▶ _TASK DESCRIPTION_
Extract each line holding the word "Musterologie" from the entries.

▶ _WORKING DATA_
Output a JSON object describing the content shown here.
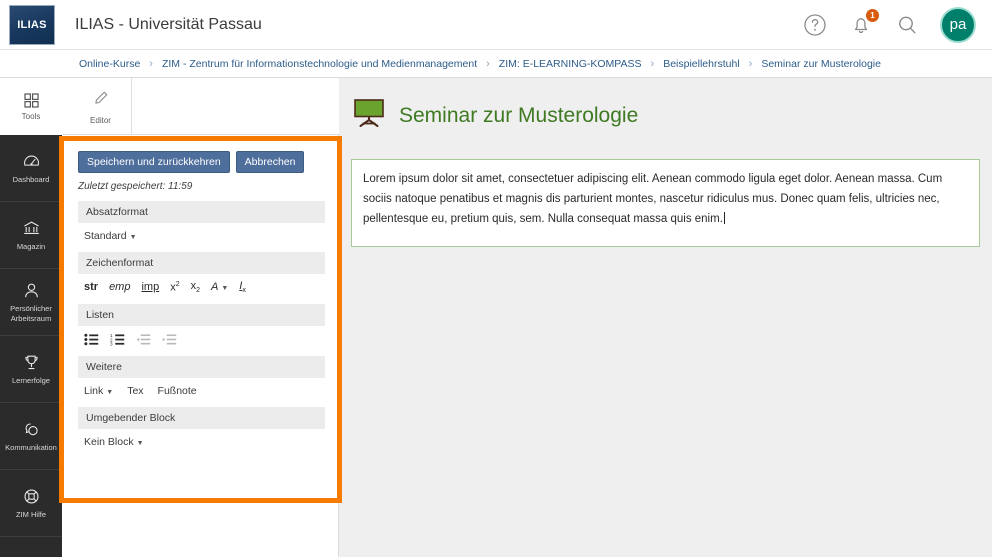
{
  "header": {
    "logo_text": "ILIAS",
    "app_title": "ILIAS - Universität Passau",
    "help_icon": "help-circle-icon",
    "notification_icon": "bell-icon",
    "notification_count": "1",
    "search_icon": "search-icon",
    "avatar_initials": "pa",
    "colors": {
      "avatar_bg": "#00806a",
      "badge_bg": "#d95b0f",
      "logo_bg": "#17375e"
    }
  },
  "breadcrumb": {
    "separator": "›",
    "items": [
      "Online-Kurse",
      "ZIM - Zentrum für Informationstechnologie und Medienmanagement",
      "ZIM: E-LEARNING-KOMPASS",
      "Beispiellehrstuhl",
      "Seminar zur Musterologie"
    ]
  },
  "rail": {
    "tools_label": "Tools",
    "items": [
      {
        "label": "Dashboard",
        "icon": "dashboard-icon"
      },
      {
        "label": "Magazin",
        "icon": "bank-icon"
      },
      {
        "label": "Persönlicher Arbeitsraum",
        "icon": "user-icon"
      },
      {
        "label": "Lernerfolge",
        "icon": "trophy-icon"
      },
      {
        "label": "Kommunikation",
        "icon": "chat-icon"
      },
      {
        "label": "ZIM Hilfe",
        "icon": "lifebuoy-icon"
      }
    ]
  },
  "tabs": {
    "editor_label": "Editor",
    "editor_icon": "pencil-icon"
  },
  "editor_panel": {
    "highlight_color": "#f57c00",
    "save_button": "Speichern und zurückkehren",
    "cancel_button": "Abbrechen",
    "last_saved": "Zuletzt gespeichert: 11:59",
    "sections": {
      "paragraph_format": {
        "title": "Absatzformat",
        "selected": "Standard"
      },
      "character_format": {
        "title": "Zeichenformat",
        "buttons": [
          "str",
          "emp",
          "imp",
          "x2",
          "x2sub",
          "A",
          "Ix"
        ]
      },
      "lists": {
        "title": "Listen",
        "buttons": [
          "unordered-list",
          "ordered-list",
          "outdent",
          "indent"
        ]
      },
      "more": {
        "title": "Weitere",
        "buttons": [
          "Link",
          "Tex",
          "Fußnote"
        ]
      },
      "surrounding_block": {
        "title": "Umgebender Block",
        "selected": "Kein Block"
      }
    }
  },
  "main": {
    "page_title": "Seminar zur Musterologie",
    "page_icon": "chalkboard-icon",
    "title_color": "#3f7a23",
    "content_text": "Lorem ipsum dolor sit amet, consectetuer adipiscing elit. Aenean commodo ligula eget dolor. Aenean massa. Cum sociis natoque penatibus et magnis dis parturient montes, nascetur ridiculus mus. Donec quam felis, ultricies nec, pellentesque eu, pretium quis, sem. Nulla consequat massa quis enim.",
    "edit_border_color": "#a8c99a"
  }
}
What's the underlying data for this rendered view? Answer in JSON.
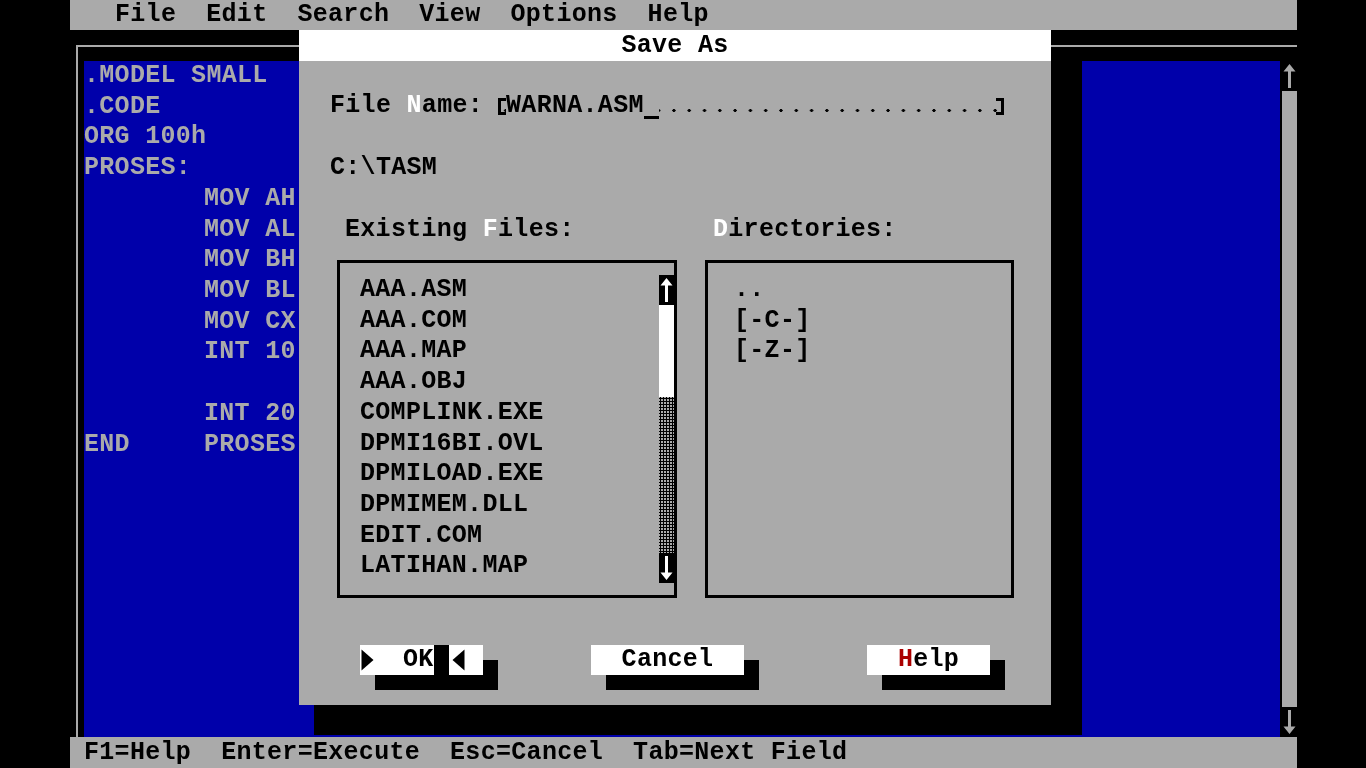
{
  "menu_bar": {
    "items": [
      "File",
      "Edit",
      "Search",
      "View",
      "Options",
      "Help"
    ]
  },
  "editor": {
    "lines": [
      {
        "kind": "code",
        "label": ".MODEL SMALL"
      },
      {
        "kind": "code",
        "label": ".CODE"
      },
      {
        "kind": "code",
        "label": "ORG 100h"
      },
      {
        "kind": "code",
        "label": "PROSES:"
      },
      {
        "kind": "code",
        "op": "MOV AH"
      },
      {
        "kind": "code",
        "op": "MOV AL"
      },
      {
        "kind": "code",
        "op": "MOV BH"
      },
      {
        "kind": "code",
        "op": "MOV BL"
      },
      {
        "kind": "code",
        "op": "MOV CX"
      },
      {
        "kind": "code",
        "op": "INT 10"
      },
      {
        "kind": "blank"
      },
      {
        "kind": "code",
        "op": "INT 20"
      },
      {
        "kind": "code",
        "label": "END",
        "op": "PROSES"
      }
    ]
  },
  "dialog": {
    "title": "Save As",
    "file_name": {
      "label_parts": [
        {
          "text": "File ",
          "hotkey": false
        },
        {
          "text": "N",
          "hotkey": true
        },
        {
          "text": "ame:",
          "hotkey": false
        }
      ],
      "value": "WARNA.ASM"
    },
    "path": "C:\\TASM",
    "existing_files": {
      "label_parts": [
        {
          "text": "Existing ",
          "hotkey": false
        },
        {
          "text": "F",
          "hotkey": true
        },
        {
          "text": "iles:",
          "hotkey": false
        }
      ],
      "items": [
        "AAA.ASM",
        "AAA.COM",
        "AAA.MAP",
        "AAA.OBJ",
        "COMPLINK.EXE",
        "DPMI16BI.OVL",
        "DPMILOAD.EXE",
        "DPMIMEM.DLL",
        "EDIT.COM",
        "LATIHAN.MAP"
      ]
    },
    "directories": {
      "label_parts": [
        {
          "text": "D",
          "hotkey": true
        },
        {
          "text": "irectories:",
          "hotkey": false
        }
      ],
      "items": [
        "..",
        "[-C-]",
        "[-Z-]"
      ]
    },
    "buttons": [
      {
        "label_parts": [
          {
            "text": "OK",
            "hotkey": false
          }
        ],
        "default": true
      },
      {
        "label_parts": [
          {
            "text": "Cancel",
            "hotkey": false
          }
        ],
        "default": false
      },
      {
        "label_parts": [
          {
            "text": "H",
            "hotkey": true
          },
          {
            "text": "elp",
            "hotkey": false
          }
        ],
        "default": false
      }
    ]
  },
  "status_bar": {
    "items": [
      "F1=Help",
      "Enter=Execute",
      "Esc=Cancel",
      "Tab=Next Field"
    ]
  }
}
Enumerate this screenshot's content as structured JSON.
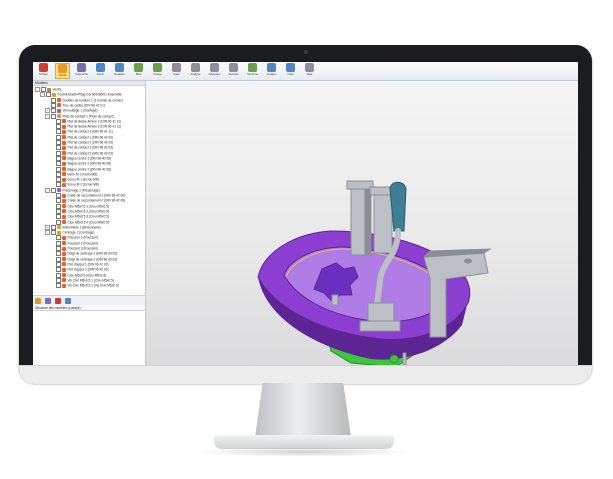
{
  "ribbon": {
    "buttons": [
      {
        "label": "Fichier",
        "color": "#d33b2c",
        "active": false
      },
      {
        "label": "Ouvrir",
        "color": "#e39b25",
        "active": true
      },
      {
        "label": "Cartouche",
        "color": "#7a6bb5",
        "active": false
      },
      {
        "label": "Zoom",
        "color": "#4f86c6",
        "active": false
      },
      {
        "label": "Rotation",
        "color": "#4f86c6",
        "active": false
      },
      {
        "label": "Plan",
        "color": "#6aa04a",
        "active": false
      },
      {
        "label": "Coupe",
        "color": "#6aa04a",
        "active": false
      },
      {
        "label": "Vues",
        "color": "#8f8f9a",
        "active": false
      },
      {
        "label": "Analyse",
        "color": "#8f8f9a",
        "active": false
      },
      {
        "label": "Mesures",
        "color": "#8f8f9a",
        "active": false
      },
      {
        "label": "Annoter",
        "color": "#8f8f9a",
        "active": false
      },
      {
        "label": "Sections",
        "color": "#6aa04a",
        "active": false
      },
      {
        "label": "Images",
        "color": "#4f86c6",
        "active": false
      },
      {
        "label": "Infos",
        "color": "#4f86c6",
        "active": false
      },
      {
        "label": "Aide",
        "color": "#8f8f9a",
        "active": false
      }
    ]
  },
  "panel": {
    "title": "Modèles",
    "footer": "Structure des modèles (Lunape)"
  },
  "tree": [
    {
      "depth": 0,
      "label": "Ventiv",
      "color": "#b58a3a",
      "exp": "-"
    },
    {
      "depth": 1,
      "label": "Fournit Etabli+Pitag GS 900080/01 Ensemble",
      "color": "#d8a330",
      "exp": "-"
    },
    {
      "depth": 2,
      "label": "Douilles de bordure 1 (1 fournie de nomen)",
      "color": "#e3622a",
      "exp": ""
    },
    {
      "depth": 2,
      "label": "Trou de centre (DIN 96 42 01)",
      "color": "#e3622a",
      "exp": ""
    },
    {
      "depth": 2,
      "label": "Verrouillage 1 (montage)",
      "color": "#8e63c4",
      "exp": "+"
    },
    {
      "depth": 2,
      "label": "Plots de contact 1 (Plots de contact)",
      "color": "#d8a330",
      "exp": "-"
    },
    {
      "depth": 3,
      "label": "Plot de Butée Arrière 2 (DIN 96 41 11)",
      "color": "#e3622a",
      "exp": ""
    },
    {
      "depth": 3,
      "label": "Plot de Butée Arrière 2 (DIN 96 41 11)",
      "color": "#e3622a",
      "exp": ""
    },
    {
      "depth": 3,
      "label": "Plot de contact 1 (DIN 96 41 11)",
      "color": "#e3622a",
      "exp": ""
    },
    {
      "depth": 3,
      "label": "Plot de contact 1 (DIN 96 42 03)",
      "color": "#e3622a",
      "exp": ""
    },
    {
      "depth": 3,
      "label": "Plot de contact 2 (DIN 96 42 03)",
      "color": "#e3622a",
      "exp": ""
    },
    {
      "depth": 3,
      "label": "Plot de contact 1 (DIN 96 42 03)",
      "color": "#e3622a",
      "exp": ""
    },
    {
      "depth": 3,
      "label": "Plot de contact 2 (DIN 96 42 03)",
      "color": "#e3622a",
      "exp": ""
    },
    {
      "depth": 3,
      "label": "Bague centre 1 (DIN 96 40 08)",
      "color": "#e3622a",
      "exp": ""
    },
    {
      "depth": 3,
      "label": "Bague centre 2 (DIN 96 40 08)",
      "color": "#e3622a",
      "exp": ""
    },
    {
      "depth": 3,
      "label": "Bague centre 2 (DIN 96 40 08)",
      "color": "#e3622a",
      "exp": ""
    },
    {
      "depth": 3,
      "label": "Vérin M 1 (Vérin M8)",
      "color": "#e3622a",
      "exp": ""
    },
    {
      "depth": 3,
      "label": "Ecrou M 1 (Ecrou M8)",
      "color": "#e3622a",
      "exp": ""
    },
    {
      "depth": 3,
      "label": "Ecrou M 2 (Ecrou M8)",
      "color": "#e3622a",
      "exp": ""
    },
    {
      "depth": 2,
      "label": "Préserrage 1 (Préserrage)",
      "color": "#8e63c4",
      "exp": "-"
    },
    {
      "depth": 3,
      "label": "Crelle de raccordement 1 (DIN 96 42 06)",
      "color": "#e3622a",
      "exp": ""
    },
    {
      "depth": 3,
      "label": "Crelle de raccordement 1 (DIN 96 42 06)",
      "color": "#e3622a",
      "exp": ""
    },
    {
      "depth": 3,
      "label": "Clou M5x0.5 1 (Clou M5x0.5)",
      "color": "#e3622a",
      "exp": ""
    },
    {
      "depth": 3,
      "label": "Clou M5x0.5 2 (Clou M5x0.5)",
      "color": "#e3622a",
      "exp": ""
    },
    {
      "depth": 3,
      "label": "Clou M5x0.5 3 (Clou M5x0.5)",
      "color": "#e3622a",
      "exp": ""
    },
    {
      "depth": 3,
      "label": "Clou M5x0.5 4 (Clou M5x0.5)",
      "color": "#e3622a",
      "exp": ""
    },
    {
      "depth": 2,
      "label": "Bridonnerie 1 (Bridonnerie)",
      "color": "#d8a330",
      "exp": "+"
    },
    {
      "depth": 2,
      "label": "Centrage 1 (Centrage)",
      "color": "#d8a330",
      "exp": "-"
    },
    {
      "depth": 3,
      "label": "Poussoir 1 (Poussoir)",
      "color": "#e3622a",
      "exp": ""
    },
    {
      "depth": 3,
      "label": "Poussoir 2 (Poussoir)",
      "color": "#e3622a",
      "exp": ""
    },
    {
      "depth": 3,
      "label": "Poussoir 3 (Poussoir)",
      "color": "#e3622a",
      "exp": ""
    },
    {
      "depth": 3,
      "label": "Doigt de centrage 1 (DIN 96 43 03)",
      "color": "#e3622a",
      "exp": ""
    },
    {
      "depth": 3,
      "label": "Doigt de centrage 2 (DIN 96 43 03)",
      "color": "#e3622a",
      "exp": ""
    },
    {
      "depth": 3,
      "label": "Plot d'appui 1 (DIN 96 42 03)",
      "color": "#e3622a",
      "exp": ""
    },
    {
      "depth": 3,
      "label": "Plot d'appui 2 (DIN 96 42 03)",
      "color": "#e3622a",
      "exp": ""
    },
    {
      "depth": 3,
      "label": "Clou M5x0.5 (Clou M5x0.5)",
      "color": "#e3622a",
      "exp": ""
    },
    {
      "depth": 3,
      "label": "Vis CHc M5x0.5 1 (Clou M5x0.5)",
      "color": "#e3622a",
      "exp": ""
    },
    {
      "depth": 3,
      "label": "Vis CHc M5x0.5 2 (Vis CHc M5x0.5)",
      "color": "#e3622a",
      "exp": ""
    }
  ],
  "tools": [
    {
      "name": "add-tool-icon",
      "color": "#e39b25"
    },
    {
      "name": "edit-tool-icon",
      "color": "#7a6bb5"
    },
    {
      "name": "delete-tool-icon",
      "color": "#d33b2c"
    },
    {
      "name": "properties-tool-icon",
      "color": "#4f86c6"
    }
  ],
  "model_colors": {
    "shell": "#8b3fd1",
    "shell_dark": "#5d2593",
    "shell_light": "#b07de6",
    "metal": "#bcc0c6",
    "metal_dark": "#8a8e95",
    "knob": "#6b2fc0",
    "handle": "#3f7f96",
    "green": "#3ec43e"
  }
}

▶ _OUTPUT OF THE EXERCISE_
      "Seminar zur Musterologie"
    "page_title": "Seminar zur Musterologie",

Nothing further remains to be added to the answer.